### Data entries

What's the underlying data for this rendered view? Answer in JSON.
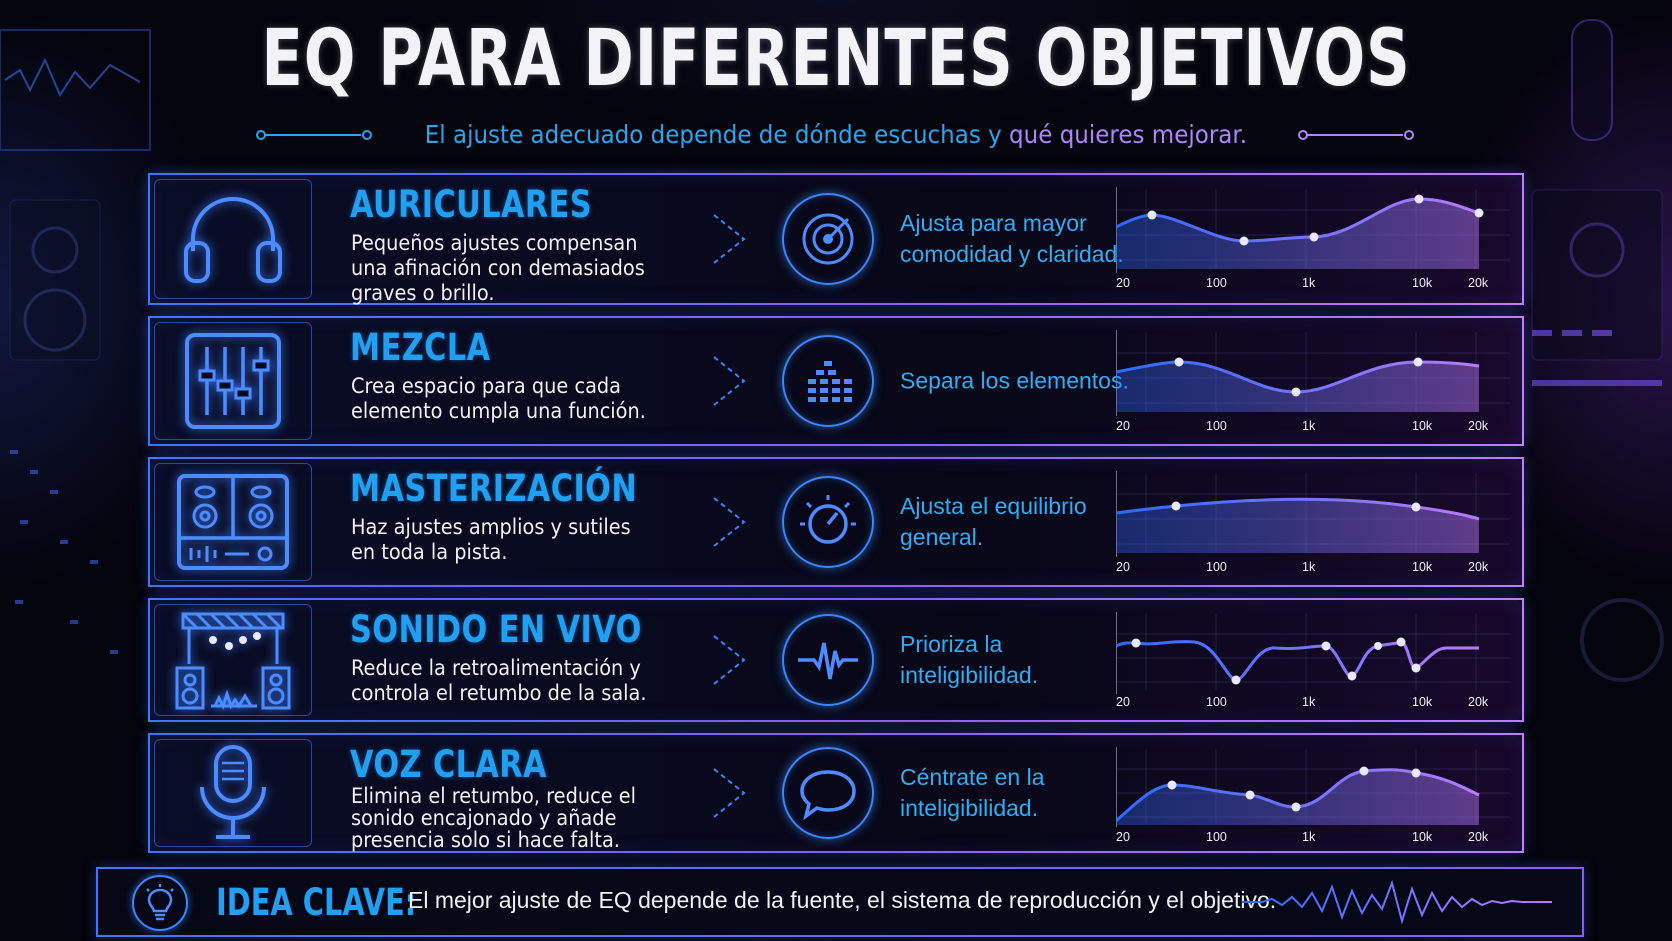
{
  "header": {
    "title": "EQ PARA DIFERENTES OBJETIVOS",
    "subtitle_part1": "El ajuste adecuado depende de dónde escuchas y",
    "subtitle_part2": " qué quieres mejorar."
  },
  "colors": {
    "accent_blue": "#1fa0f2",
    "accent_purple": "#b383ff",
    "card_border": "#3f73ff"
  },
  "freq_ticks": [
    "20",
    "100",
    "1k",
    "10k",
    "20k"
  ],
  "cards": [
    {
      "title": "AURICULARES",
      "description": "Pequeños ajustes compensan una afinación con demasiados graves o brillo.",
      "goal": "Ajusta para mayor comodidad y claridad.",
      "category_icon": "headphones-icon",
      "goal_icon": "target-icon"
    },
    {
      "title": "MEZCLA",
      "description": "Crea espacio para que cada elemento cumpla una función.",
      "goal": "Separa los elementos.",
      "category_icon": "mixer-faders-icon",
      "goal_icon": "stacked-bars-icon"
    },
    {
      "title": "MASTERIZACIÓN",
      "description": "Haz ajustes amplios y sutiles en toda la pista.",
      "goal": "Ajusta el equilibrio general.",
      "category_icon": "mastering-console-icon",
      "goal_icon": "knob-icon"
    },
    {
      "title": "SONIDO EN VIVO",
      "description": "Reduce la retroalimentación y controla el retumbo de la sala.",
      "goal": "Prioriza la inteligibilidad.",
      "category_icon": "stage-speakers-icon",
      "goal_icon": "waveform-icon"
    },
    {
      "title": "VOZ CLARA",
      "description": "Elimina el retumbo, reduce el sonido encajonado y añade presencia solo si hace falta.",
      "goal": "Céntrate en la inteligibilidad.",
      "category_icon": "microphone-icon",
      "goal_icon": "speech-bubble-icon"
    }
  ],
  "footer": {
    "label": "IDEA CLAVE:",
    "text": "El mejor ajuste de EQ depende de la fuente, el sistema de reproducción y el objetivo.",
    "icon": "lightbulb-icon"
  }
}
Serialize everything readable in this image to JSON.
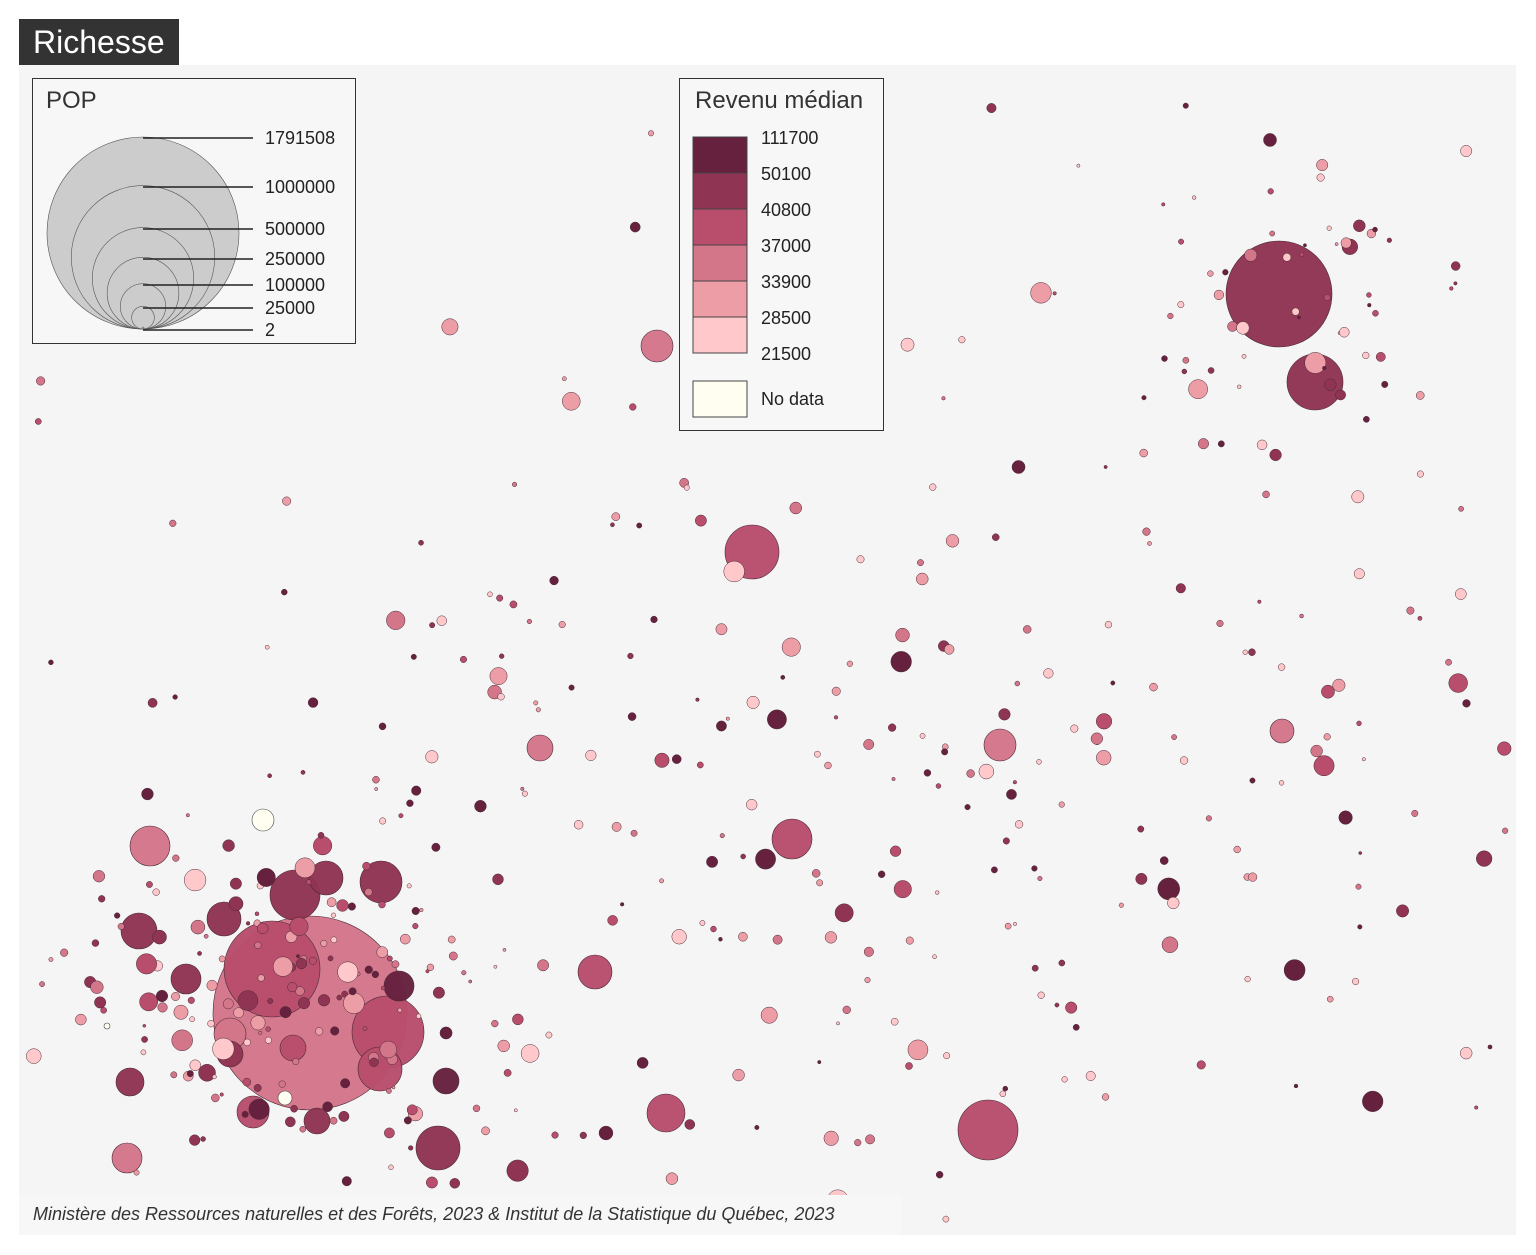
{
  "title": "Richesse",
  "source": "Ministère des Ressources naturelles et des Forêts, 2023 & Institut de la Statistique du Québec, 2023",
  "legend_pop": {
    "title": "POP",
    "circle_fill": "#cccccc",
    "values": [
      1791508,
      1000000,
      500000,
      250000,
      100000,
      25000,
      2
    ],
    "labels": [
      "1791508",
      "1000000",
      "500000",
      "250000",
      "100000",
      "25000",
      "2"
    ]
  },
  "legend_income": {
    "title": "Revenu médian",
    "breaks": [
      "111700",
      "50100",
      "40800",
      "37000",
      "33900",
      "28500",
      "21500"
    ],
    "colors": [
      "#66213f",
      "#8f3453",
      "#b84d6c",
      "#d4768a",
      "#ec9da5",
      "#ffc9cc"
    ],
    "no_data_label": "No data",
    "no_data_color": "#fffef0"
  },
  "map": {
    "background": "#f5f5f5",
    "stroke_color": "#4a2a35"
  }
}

### Given problem
Copy out the entries verbatim and leave the images out.

### Right answer
What's the underlying data for this rendered view? Answer in JSON.
{
  "header": {
    "title": "EQ PARA DIFERENTES OBJETIVOS",
    "subtitle_part1": "El ajuste adecuado depende de dónde escuchas y",
    "subtitle_part2": " qué quieres mejorar."
  },
  "colors": {
    "accent_blue": "#1fa0f2",
    "accent_purple": "#b383ff",
    "card_border": "#3f73ff"
  },
  "freq_ticks": [
    "20",
    "100",
    "1k",
    "10k",
    "20k"
  ],
  "cards": [
    {
      "title": "AURICULARES",
      "description": "Pequeños ajustes compensan una afinación con demasiados graves o brillo.",
      "goal": "Ajusta para mayor comodidad y claridad.",
      "category_icon": "headphones-icon",
      "goal_icon": "target-icon"
    },
    {
      "title": "MEZCLA",
      "description": "Crea espacio para que cada elemento cumpla una función.",
      "goal": "Separa los elementos.",
      "category_icon": "mixer-faders-icon",
      "goal_icon": "stacked-bars-icon"
    },
    {
      "title": "MASTERIZACIÓN",
      "description": "Haz ajustes amplios y sutiles en toda la pista.",
      "goal": "Ajusta el equilibrio general.",
      "category_icon": "mastering-console-icon",
      "goal_icon": "knob-icon"
    },
    {
      "title": "SONIDO EN VIVO",
      "description": "Reduce la retroalimentación y controla el retumbo de la sala.",
      "goal": "Prioriza la inteligibilidad.",
      "category_icon": "stage-speakers-icon",
      "goal_icon": "waveform-icon"
    },
    {
      "title": "VOZ CLARA",
      "description": "Elimina el retumbo, reduce el sonido encajonado y añade presencia solo si hace falta.",
      "goal": "Céntrate en la inteligibilidad.",
      "category_icon": "microphone-icon",
      "goal_icon": "speech-bubble-icon"
    }
  ],
  "footer": {
    "label": "IDEA CLAVE:",
    "text": "El mejor ajuste de EQ depende de la fuente, el sistema de reproducción y el objetivo.",
    "icon": "lightbulb-icon"
  }
}
Serialize everything readable in this image to JSON.
{
  "title": "Richesse",
  "source": "Ministère des Ressources naturelles et des Forêts, 2023 & Institut de la Statistique du Québec, 2023",
  "legend_pop": {
    "title": "POP",
    "circle_fill": "#cccccc",
    "values": [
      1791508,
      1000000,
      500000,
      250000,
      100000,
      25000,
      2
    ],
    "labels": [
      "1791508",
      "1000000",
      "500000",
      "250000",
      "100000",
      "25000",
      "2"
    ]
  },
  "legend_income": {
    "title": "Revenu médian",
    "breaks": [
      "111700",
      "50100",
      "40800",
      "37000",
      "33900",
      "28500",
      "21500"
    ],
    "colors": [
      "#66213f",
      "#8f3453",
      "#b84d6c",
      "#d4768a",
      "#ec9da5",
      "#ffc9cc"
    ],
    "no_data_label": "No data",
    "no_data_color": "#fffef0"
  },
  "map": {
    "background": "#f5f5f5",
    "stroke_color": "#4a2a35"
  }
}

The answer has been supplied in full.